## Stated task
Find the lines below that contain the string "измерений". Copy each one.

## Input

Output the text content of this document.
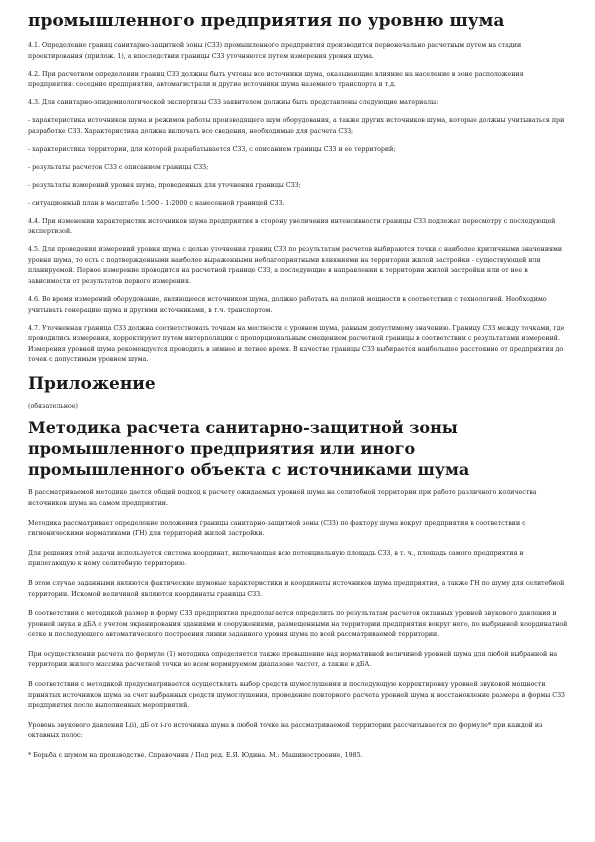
промышленного предприятия по уровню шума

4.1. Определение границ санитарно-защитной зоны (СЗЗ) промышленного предприятия производится первоначально расчетным путем на стадии проектирования (прилож. 1), а впоследствии границы СЗЗ уточняются путем измерения уровня шума.

4.2. При расчетном определении границ СЗЗ должны быть учтены все источники шума, оказывающие влияние на население в зоне расположения предприятия: соседние предприятия, автомагистрали и другие источники шума наземного транспорта и т.д.

4.3. Для санитарно-эпидемиологической экспертизы СЗЗ заявителем должны быть представлены следующие материалы:

- характеристика источников шума и режимов работы производящего шум оборудования, а также других источников шума, которые должны учитываться при разработке СЗЗ. Характеристика должна включать все сведения, необходимые для расчета СЗЗ;

- характеристика территории, для которой разрабатывается СЗЗ, с описанием границы СЗЗ и ее территорий;

- результаты расчетов СЗЗ с описанием границы СЗЗ;

- результаты измерений уровня шума, проведенных для уточнения границы СЗЗ;

- ситуационный план в масштабе 1:500 - 1:2000 с нанесенной границей СЗЗ.

4.4. При изменении характеристик источников шума предприятия в сторону увеличения интенсивности границы СЗЗ подлежат пересмотру с последующей экспертизой.

4.5. Для проведения измерений уровня шума с целью уточнения границ СЗЗ по результатам расчетов выбираются точки с наиболее критичными значениями уровня шума, то есть с подтвержденными наиболее выраженными неблагоприятными влияниями на территории жилой застройки - существующей или планируемой. Первое измерение проводится на расчетной границе СЗЗ, а последующие в направлении к территории жилой застройки или от нее в зависимости от результатов первого измерения.

4.6. Во время измерений оборудование, являющееся источником шума, должно работать на полной мощности в соответствии с технологией. Необходимо учитывать генерацию шума и другими источниками, в т.ч. транспортом.

4.7. Уточненная граница СЗЗ должна соответствовать точкам на местности с уровнем шума, равным допустимому значению. Границу СЗЗ между точками, где проводились измерения, корректируют путем интерполяции с пропорциональным смещением расчетной границы в соответствии с результатами измерений. Измерения уровней шума рекомендуется проводить в зимнее и летнее время. В качестве границы СЗЗ выбирается наибольшее расстояние от предприятия до точек с допустимым уровнем шума.

Приложение

(обязательное)

Методика расчета санитарно-защитной зоны промышленного предприятия или иного промышленного объекта с источниками шума

В рассматриваемой методике дается общий подход к расчету ожидаемых уровней шума на селитебной территории при работе различного количества источников шума на самом предприятии.

Методика рассматривает определение положения границы санитарно-защитной зоны (СЗЗ) по фактору шума вокруг предприятия в соответствии с гигиеническими нормативами (ГН) для территорий жилой застройки.

Для решения этой задачи используется система координат, включающая всю потенциальную площадь СЗЗ, в т. ч., площадь самого предприятия и прилегающую к нему селитебную территорию.

В этом случае заданными являются фактические шумовые характеристики и координаты источников шума предприятия, а также ГН по шуму для селитебной территории. Искомой величиной являются координаты границы СЗЗ.

В соответствии с методикой размер и форму СЗЗ предприятия предполагается определить по результатам расчетов октавных уровней звукового давления и уровней звука в дБА с учетом экранирования зданиями и сооружениями, размещенными на территории предприятия вокруг него, по выбранной координатной сетке и последующего автоматического построения линии заданного уровня шума по всей рассматриваемой территории.

При осуществлении расчета по формуле (1) методика определяется также превышение над нормативной величиной уровней шума для любой выбранной на территории жилого массива расчетной точки во всем нормируемом диапазоне частот, а также в дБА.

В соответствии с методикой предусматривается осуществлять выбор средств шумоглушения и последующую корректировку уровней звуковой мощности принятых источников шума за счет выбранных средств шумоглушения, проведение повторного расчета уровней шума и восстановление размера и формы СЗЗ предприятия после выполненных мероприятий.

Уровень звукового давления L(i), дБ от i-го источника шума в любой точке на рассматриваемой территории рассчитывается по формуле* при каждой из октавных полос:

* Борьба с шумом на производстве. Справочник / Под ред. Е.Я. Юдина. М.: Машиностроение, 1985.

## Expected answer
- результаты измерений уровня шума, проведенных для уточнения границы СЗЗ;
4.5. Для проведения измерений уровня шума с целью уточнения границ СЗЗ по результатам расчетов выбираются точки с наиболее критичными значениями уровня шума, то есть с подтвержденными наиболее выраженными неблагоприятными влияниями на территории жилой застройки - существующей или планируемой. Первое измерение проводится на расчетной границе СЗЗ, а последующие в направлении к территории жилой застройки или от нее в зависимости от результатов первого измерения.
4.6. Во время измерений оборудование, являющееся источником шума, должно работать на полной мощности в соответствии с технологией. Необходимо учитывать генерацию шума и другими источниками, в т.ч. транспортом.
4.7. Уточненная граница СЗЗ должна соответствовать точкам на местности с уровнем шума, равным допустимому значению. Границу СЗЗ между точками, где проводились измерения, корректируют путем интерполяции с пропорциональным смещением расчетной границы в соответствии с результатами измерений. Измерения уровней шума рекомендуется проводить в зимнее и летнее время. В качестве границы СЗЗ выбирается наибольшее расстояние от предприятия до точек с допустимым уровнем шума.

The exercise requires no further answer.